Copy out, exactly as written, only the line containing "Read out every word on this page." and the lines after it through the end of the records.

[Saved data entries]

┄┄┄┄┄┄┄┄┄┄┄┄┄┄┄┄┄┄┄┄

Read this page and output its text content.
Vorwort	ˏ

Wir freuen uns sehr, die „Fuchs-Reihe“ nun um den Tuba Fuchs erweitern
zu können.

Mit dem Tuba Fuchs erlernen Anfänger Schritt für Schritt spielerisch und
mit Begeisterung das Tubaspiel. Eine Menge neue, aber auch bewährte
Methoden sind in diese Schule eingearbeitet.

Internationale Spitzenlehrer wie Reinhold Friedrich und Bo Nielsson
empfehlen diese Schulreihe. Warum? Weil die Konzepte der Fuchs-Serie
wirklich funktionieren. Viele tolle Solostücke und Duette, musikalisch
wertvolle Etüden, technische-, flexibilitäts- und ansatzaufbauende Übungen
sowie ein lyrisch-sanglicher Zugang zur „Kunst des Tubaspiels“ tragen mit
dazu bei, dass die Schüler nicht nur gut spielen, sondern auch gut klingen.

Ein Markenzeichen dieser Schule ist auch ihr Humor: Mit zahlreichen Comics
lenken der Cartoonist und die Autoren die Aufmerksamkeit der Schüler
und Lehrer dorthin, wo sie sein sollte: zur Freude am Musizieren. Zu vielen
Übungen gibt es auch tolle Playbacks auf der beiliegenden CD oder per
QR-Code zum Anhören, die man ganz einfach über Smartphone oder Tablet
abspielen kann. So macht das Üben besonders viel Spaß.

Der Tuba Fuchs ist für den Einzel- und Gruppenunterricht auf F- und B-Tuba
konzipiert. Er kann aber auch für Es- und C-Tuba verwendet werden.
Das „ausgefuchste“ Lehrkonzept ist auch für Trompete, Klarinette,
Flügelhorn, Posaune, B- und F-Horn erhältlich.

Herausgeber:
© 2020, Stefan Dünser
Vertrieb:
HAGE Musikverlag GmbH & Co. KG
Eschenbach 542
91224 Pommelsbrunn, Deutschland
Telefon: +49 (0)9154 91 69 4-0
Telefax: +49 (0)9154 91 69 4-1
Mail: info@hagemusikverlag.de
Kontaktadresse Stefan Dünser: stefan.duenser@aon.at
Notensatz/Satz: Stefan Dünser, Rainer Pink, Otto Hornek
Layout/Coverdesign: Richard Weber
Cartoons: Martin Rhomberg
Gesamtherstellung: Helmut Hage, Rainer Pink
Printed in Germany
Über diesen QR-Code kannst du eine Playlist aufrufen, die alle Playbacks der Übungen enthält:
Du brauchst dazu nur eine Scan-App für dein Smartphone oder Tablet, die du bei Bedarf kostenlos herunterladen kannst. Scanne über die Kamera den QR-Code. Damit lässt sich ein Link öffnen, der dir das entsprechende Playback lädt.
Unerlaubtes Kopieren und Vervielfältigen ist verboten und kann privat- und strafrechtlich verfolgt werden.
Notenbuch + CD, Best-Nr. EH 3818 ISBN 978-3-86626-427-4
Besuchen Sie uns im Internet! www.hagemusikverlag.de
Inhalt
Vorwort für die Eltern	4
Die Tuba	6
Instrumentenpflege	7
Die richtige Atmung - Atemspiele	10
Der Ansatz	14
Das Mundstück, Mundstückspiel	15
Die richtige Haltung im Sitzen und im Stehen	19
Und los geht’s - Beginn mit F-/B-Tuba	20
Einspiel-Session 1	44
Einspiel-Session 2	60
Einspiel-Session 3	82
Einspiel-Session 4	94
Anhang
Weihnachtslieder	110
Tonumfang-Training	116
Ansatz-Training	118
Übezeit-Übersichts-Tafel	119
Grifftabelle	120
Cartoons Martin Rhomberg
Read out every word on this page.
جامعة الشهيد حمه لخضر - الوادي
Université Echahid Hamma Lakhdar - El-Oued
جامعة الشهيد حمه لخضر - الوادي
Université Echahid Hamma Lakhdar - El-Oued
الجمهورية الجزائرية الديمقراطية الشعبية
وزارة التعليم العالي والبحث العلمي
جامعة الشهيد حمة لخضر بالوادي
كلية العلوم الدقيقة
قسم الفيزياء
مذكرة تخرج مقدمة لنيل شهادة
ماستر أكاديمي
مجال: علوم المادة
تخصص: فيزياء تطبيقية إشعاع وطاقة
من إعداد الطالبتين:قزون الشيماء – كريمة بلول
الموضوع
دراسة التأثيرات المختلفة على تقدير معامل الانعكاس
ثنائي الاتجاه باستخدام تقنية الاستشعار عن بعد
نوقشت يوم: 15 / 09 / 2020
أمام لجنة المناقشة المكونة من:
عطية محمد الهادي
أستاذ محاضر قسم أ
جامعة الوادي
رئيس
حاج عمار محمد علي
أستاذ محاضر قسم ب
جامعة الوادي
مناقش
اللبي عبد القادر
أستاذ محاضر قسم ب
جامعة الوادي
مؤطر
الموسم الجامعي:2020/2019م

┄┄┄┄┄┄┄┄┄┄┄┄┄┄┄┄┄┄┄┄

*TASK RESPONSE*
Read out every word on this page.
جامعة الشهيد حمه لخضر - الوادي
Université Echahid Hamma Lakhdar - El-Oued
جامعة الشهيد حمه لخضر - الوادي
Université Echahid Hamma Lakhdar - El-Oued
الجمهورية الجزائرية الديمقراطية الشعبية
وزارة التعليم العالي والبحث العلمي
جامعة الشهيد حمة لخضر بالوادي
كلية العلوم الدقيقة
قسم الفيزياء
مذكرة تخرج مقدمة لنيل شهادة
ماستر أكاديمي
مجال: علوم المادة
تخصص: فيزياء تطبيقية إشعاع وطاقة
من إعداد الطالبتين:قزون الشيماء – كريمة بلول
الموضوع
دراسة التأثيرات المختلفة على تقدير معامل الانعكاس
ثنائي الاتجاه باستخدام تقنية الاستشعار عن بعد
نوقشت يوم: 15 / 09 / 2020
أمام لجنة المناقشة المكونة من:
عطية محمد الهادي
أستاذ محاضر قسم أ
جامعة الوادي
رئيس
حاج عمار محمد علي
أستاذ محاضر قسم ب
جامعة الوادي
مناقش
اللبي عبد القادر
أستاذ محاضر قسم ب
جامعة الوادي
مؤطر
الموسم الجامعي:2020/2019م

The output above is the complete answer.